## Given records:
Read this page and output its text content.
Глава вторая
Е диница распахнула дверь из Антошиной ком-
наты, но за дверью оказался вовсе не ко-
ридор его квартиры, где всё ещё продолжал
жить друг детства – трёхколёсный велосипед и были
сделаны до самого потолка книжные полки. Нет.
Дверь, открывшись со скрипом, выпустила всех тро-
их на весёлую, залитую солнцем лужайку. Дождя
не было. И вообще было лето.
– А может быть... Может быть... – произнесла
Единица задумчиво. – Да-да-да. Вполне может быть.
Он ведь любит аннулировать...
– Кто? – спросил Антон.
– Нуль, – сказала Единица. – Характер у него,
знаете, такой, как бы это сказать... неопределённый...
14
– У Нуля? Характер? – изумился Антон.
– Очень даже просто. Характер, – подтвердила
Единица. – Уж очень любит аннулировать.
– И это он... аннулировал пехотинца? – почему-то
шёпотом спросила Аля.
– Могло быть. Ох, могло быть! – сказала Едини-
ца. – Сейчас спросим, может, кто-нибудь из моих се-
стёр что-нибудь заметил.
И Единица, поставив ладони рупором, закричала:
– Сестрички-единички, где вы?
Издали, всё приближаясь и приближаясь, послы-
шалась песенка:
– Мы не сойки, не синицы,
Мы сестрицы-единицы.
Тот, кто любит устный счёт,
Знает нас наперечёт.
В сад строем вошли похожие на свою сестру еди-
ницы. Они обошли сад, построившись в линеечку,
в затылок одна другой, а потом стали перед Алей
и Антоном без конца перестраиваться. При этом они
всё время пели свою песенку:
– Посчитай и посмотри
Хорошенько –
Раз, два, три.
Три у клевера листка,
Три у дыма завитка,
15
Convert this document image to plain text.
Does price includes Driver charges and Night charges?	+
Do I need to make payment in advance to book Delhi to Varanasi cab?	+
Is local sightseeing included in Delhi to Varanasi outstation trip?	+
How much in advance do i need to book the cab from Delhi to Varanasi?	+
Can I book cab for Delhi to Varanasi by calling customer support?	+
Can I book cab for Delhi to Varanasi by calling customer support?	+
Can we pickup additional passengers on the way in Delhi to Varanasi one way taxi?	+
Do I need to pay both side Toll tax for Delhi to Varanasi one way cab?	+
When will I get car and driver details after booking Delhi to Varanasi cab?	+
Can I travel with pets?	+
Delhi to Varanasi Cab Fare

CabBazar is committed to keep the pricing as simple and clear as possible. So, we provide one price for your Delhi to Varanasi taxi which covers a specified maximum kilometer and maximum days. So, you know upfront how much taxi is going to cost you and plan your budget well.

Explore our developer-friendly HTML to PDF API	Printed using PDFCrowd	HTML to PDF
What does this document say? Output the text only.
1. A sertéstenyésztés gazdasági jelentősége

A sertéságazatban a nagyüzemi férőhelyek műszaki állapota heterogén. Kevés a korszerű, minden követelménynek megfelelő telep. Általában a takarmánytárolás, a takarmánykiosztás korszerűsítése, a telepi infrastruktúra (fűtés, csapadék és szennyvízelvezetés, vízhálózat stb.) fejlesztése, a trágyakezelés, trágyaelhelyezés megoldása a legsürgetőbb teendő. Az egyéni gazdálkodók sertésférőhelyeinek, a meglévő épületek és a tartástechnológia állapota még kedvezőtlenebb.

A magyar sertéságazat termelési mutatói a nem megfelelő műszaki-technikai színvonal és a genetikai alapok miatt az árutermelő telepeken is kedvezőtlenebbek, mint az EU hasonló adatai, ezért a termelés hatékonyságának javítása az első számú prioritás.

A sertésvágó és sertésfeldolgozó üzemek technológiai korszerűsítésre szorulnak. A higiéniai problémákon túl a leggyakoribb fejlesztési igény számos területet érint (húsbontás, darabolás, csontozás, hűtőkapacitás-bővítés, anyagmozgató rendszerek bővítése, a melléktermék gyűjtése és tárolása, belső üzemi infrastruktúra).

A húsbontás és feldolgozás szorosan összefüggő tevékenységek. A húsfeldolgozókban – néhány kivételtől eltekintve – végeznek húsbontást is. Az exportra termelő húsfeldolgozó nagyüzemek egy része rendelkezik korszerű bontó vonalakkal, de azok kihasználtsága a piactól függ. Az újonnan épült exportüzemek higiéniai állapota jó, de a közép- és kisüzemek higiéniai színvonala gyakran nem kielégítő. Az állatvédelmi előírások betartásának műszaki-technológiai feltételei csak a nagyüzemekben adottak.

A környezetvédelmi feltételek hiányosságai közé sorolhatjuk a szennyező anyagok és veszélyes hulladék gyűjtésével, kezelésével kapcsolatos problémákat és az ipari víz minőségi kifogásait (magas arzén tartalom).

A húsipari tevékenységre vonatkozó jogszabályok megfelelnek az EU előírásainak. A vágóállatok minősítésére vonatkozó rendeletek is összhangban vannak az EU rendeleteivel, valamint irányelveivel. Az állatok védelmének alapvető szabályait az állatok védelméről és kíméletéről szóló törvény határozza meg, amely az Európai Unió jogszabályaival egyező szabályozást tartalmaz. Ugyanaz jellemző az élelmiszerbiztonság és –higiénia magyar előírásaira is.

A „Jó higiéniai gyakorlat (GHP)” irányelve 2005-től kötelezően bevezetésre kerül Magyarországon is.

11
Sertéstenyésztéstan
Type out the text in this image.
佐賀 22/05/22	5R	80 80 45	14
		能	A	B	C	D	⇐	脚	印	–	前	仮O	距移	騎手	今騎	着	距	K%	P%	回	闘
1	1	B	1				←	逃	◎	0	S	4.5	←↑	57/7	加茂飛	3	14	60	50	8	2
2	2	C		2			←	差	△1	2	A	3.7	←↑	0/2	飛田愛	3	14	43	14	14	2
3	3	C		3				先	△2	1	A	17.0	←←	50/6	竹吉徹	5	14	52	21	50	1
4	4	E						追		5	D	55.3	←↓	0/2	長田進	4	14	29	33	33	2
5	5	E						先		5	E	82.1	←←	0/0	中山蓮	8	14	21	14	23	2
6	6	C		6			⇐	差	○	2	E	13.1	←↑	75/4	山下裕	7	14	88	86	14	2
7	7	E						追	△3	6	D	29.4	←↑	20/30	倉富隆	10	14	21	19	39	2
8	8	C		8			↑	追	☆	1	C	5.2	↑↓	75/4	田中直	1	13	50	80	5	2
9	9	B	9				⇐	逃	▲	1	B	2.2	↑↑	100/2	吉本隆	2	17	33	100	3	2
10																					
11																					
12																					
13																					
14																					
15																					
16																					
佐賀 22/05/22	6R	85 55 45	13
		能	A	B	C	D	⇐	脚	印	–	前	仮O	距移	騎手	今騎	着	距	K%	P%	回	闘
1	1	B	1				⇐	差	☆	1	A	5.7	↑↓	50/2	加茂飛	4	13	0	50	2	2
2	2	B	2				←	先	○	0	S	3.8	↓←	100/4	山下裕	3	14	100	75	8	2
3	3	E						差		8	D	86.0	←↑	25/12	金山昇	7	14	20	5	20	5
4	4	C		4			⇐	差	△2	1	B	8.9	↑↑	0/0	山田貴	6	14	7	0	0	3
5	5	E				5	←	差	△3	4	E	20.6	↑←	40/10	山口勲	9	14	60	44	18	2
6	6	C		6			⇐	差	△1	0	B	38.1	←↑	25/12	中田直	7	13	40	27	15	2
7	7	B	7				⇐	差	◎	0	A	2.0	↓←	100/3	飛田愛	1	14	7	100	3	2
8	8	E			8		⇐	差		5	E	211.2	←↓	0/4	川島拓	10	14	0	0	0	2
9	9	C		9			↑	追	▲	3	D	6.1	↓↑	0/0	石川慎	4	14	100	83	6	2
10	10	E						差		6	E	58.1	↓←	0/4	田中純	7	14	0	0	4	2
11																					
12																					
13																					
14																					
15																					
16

## Prompt:
Exactly as shown, repeat every record.

## Answer for this exercise:
Read this page and output its text content.
Глава вторая
Е диница распахнула дверь из Антошиной ком-
наты, но за дверью оказался вовсе не ко-
ридор его квартиры, где всё ещё продолжал
жить друг детства – трёхколёсный велосипед и были
сделаны до самого потолка книжные полки. Нет.
Дверь, открывшись со скрипом, выпустила всех тро-
их на весёлую, залитую солнцем лужайку. Дождя
не было. И вообще было лето.
– А может быть... Может быть... – произнесла
Единица задумчиво. – Да-да-да. Вполне может быть.
Он ведь любит аннулировать...
– Кто? – спросил Антон.
– Нуль, – сказала Единица. – Характер у него,
знаете, такой, как бы это сказать... неопределённый...
14
– У Нуля? Характер? – изумился Антон.
– Очень даже просто. Характер, – подтвердила
Единица. – Уж очень любит аннулировать.
– И это он... аннулировал пехотинца? – почему-то
шёпотом спросила Аля.
– Могло быть. Ох, могло быть! – сказала Едини-
ца. – Сейчас спросим, может, кто-нибудь из моих се-
стёр что-нибудь заметил.
И Единица, поставив ладони рупором, закричала:
– Сестрички-единички, где вы?
Издали, всё приближаясь и приближаясь, послы-
шалась песенка:
– Мы не сойки, не синицы,
Мы сестрицы-единицы.
Тот, кто любит устный счёт,
Знает нас наперечёт.
В сад строем вошли похожие на свою сестру еди-
ницы. Они обошли сад, построившись в линеечку,
в затылок одна другой, а потом стали перед Алей
и Антоном без конца перестраиваться. При этом они
всё время пели свою песенку:
– Посчитай и посмотри
Хорошенько –
Раз, два, три.
Три у клевера листка,
Три у дыма завитка,
15
Convert this document image to plain text.
Does price includes Driver charges and Night charges?	+
Do I need to make payment in advance to book Delhi to Varanasi cab?	+
Is local sightseeing included in Delhi to Varanasi outstation trip?	+
How much in advance do i need to book the cab from Delhi to Varanasi?	+
Can I book cab for Delhi to Varanasi by calling customer support?	+
Can I book cab for Delhi to Varanasi by calling customer support?	+
Can we pickup additional passengers on the way in Delhi to Varanasi one way taxi?	+
Do I need to pay both side Toll tax for Delhi to Varanasi one way cab?	+
When will I get car and driver details after booking Delhi to Varanasi cab?	+
Can I travel with pets?	+
Delhi to Varanasi Cab Fare

CabBazar is committed to keep the pricing as simple and clear as possible. So, we provide one price for your Delhi to Varanasi taxi which covers a specified maximum kilometer and maximum days. So, you know upfront how much taxi is going to cost you and plan your budget well.

Explore our developer-friendly HTML to PDF API	Printed using PDFCrowd	HTML to PDF
What does this document say? Output the text only.
1. A sertéstenyésztés gazdasági jelentősége

A sertéságazatban a nagyüzemi férőhelyek műszaki állapota heterogén. Kevés a korszerű, minden követelménynek megfelelő telep. Általában a takarmánytárolás, a takarmánykiosztás korszerűsítése, a telepi infrastruktúra (fűtés, csapadék és szennyvízelvezetés, vízhálózat stb.) fejlesztése, a trágyakezelés, trágyaelhelyezés megoldása a legsürgetőbb teendő. Az egyéni gazdálkodók sertésférőhelyeinek, a meglévő épületek és a tartástechnológia állapota még kedvezőtlenebb.

A magyar sertéságazat termelési mutatói a nem megfelelő műszaki-technikai színvonal és a genetikai alapok miatt az árutermelő telepeken is kedvezőtlenebbek, mint az EU hasonló adatai, ezért a termelés hatékonyságának javítása az első számú prioritás.

A sertésvágó és sertésfeldolgozó üzemek technológiai korszerűsítésre szorulnak. A higiéniai problémákon túl a leggyakoribb fejlesztési igény számos területet érint (húsbontás, darabolás, csontozás, hűtőkapacitás-bővítés, anyagmozgató rendszerek bővítése, a melléktermék gyűjtése és tárolása, belső üzemi infrastruktúra).

A húsbontás és feldolgozás szorosan összefüggő tevékenységek. A húsfeldolgozókban – néhány kivételtől eltekintve – végeznek húsbontást is. Az exportra termelő húsfeldolgozó nagyüzemek egy része rendelkezik korszerű bontó vonalakkal, de azok kihasználtsága a piactól függ. Az újonnan épült exportüzemek higiéniai állapota jó, de a közép- és kisüzemek higiéniai színvonala gyakran nem kielégítő. Az állatvédelmi előírások betartásának műszaki-technológiai feltételei csak a nagyüzemekben adottak.

A környezetvédelmi feltételek hiányosságai közé sorolhatjuk a szennyező anyagok és veszélyes hulladék gyűjtésével, kezelésével kapcsolatos problémákat és az ipari víz minőségi kifogásait (magas arzén tartalom).

A húsipari tevékenységre vonatkozó jogszabályok megfelelnek az EU előírásainak. A vágóállatok minősítésére vonatkozó rendeletek is összhangban vannak az EU rendeleteivel, valamint irányelveivel. Az állatok védelmének alapvető szabályait az állatok védelméről és kíméletéről szóló törvény határozza meg, amely az Európai Unió jogszabályaival egyező szabályozást tartalmaz. Ugyanaz jellemző az élelmiszerbiztonság és –higiénia magyar előírásaira is.

A „Jó higiéniai gyakorlat (GHP)” irányelve 2005-től kötelezően bevezetésre kerül Magyarországon is.

11
Sertéstenyésztéstan
Type out the text in this image.
佐賀 22/05/22	5R	80 80 45	14
		能	A	B	C	D	⇐	脚	印	–	前	仮O	距移	騎手	今騎	着	距	K%	P%	回	闘
1	1	B	1				←	逃	◎	0	S	4.5	←↑	57/7	加茂飛	3	14	60	50	8	2
2	2	C		2			←	差	△1	2	A	3.7	←↑	0/2	飛田愛	3	14	43	14	14	2
3	3	C		3				先	△2	1	A	17.0	←←	50/6	竹吉徹	5	14	52	21	50	1
4	4	E						追		5	D	55.3	←↓	0/2	長田進	4	14	29	33	33	2
5	5	E						先		5	E	82.1	←←	0/0	中山蓮	8	14	21	14	23	2
6	6	C		6			⇐	差	○	2	E	13.1	←↑	75/4	山下裕	7	14	88	86	14	2
7	7	E						追	△3	6	D	29.4	←↑	20/30	倉富隆	10	14	21	19	39	2
8	8	C		8			↑	追	☆	1	C	5.2	↑↓	75/4	田中直	1	13	50	80	5	2
9	9	B	9				⇐	逃	▲	1	B	2.2	↑↑	100/2	吉本隆	2	17	33	100	3	2
10																					
11																					
12																					
13																					
14																					
15																					
16																					
佐賀 22/05/22	6R	85 55 45	13
		能	A	B	C	D	⇐	脚	印	–	前	仮O	距移	騎手	今騎	着	距	K%	P%	回	闘
1	1	B	1				⇐	差	☆	1	A	5.7	↑↓	50/2	加茂飛	4	13	0	50	2	2
2	2	B	2				←	先	○	0	S	3.8	↓←	100/4	山下裕	3	14	100	75	8	2
3	3	E						差		8	D	86.0	←↑	25/12	金山昇	7	14	20	5	20	5
4	4	C		4			⇐	差	△2	1	B	8.9	↑↑	0/0	山田貴	6	14	7	0	0	3
5	5	E				5	←	差	△3	4	E	20.6	↑←	40/10	山口勲	9	14	60	44	18	2
6	6	C		6			⇐	差	△1	0	B	38.1	←↑	25/12	中田直	7	13	40	27	15	2
7	7	B	7				⇐	差	◎	0	A	2.0	↓←	100/3	飛田愛	1	14	7	100	3	2
8	8	E			8		⇐	差		5	E	211.2	←↓	0/4	川島拓	10	14	0	0	0	2
9	9	C		9			↑	追	▲	3	D	6.1	↓↑	0/0	石川慎	4	14	100	83	6	2
10	10	E						差		6	E	58.1	↓←	0/4	田中純	7	14	0	0	4	2
11																					
12																					
13																					
14																					
15																					
16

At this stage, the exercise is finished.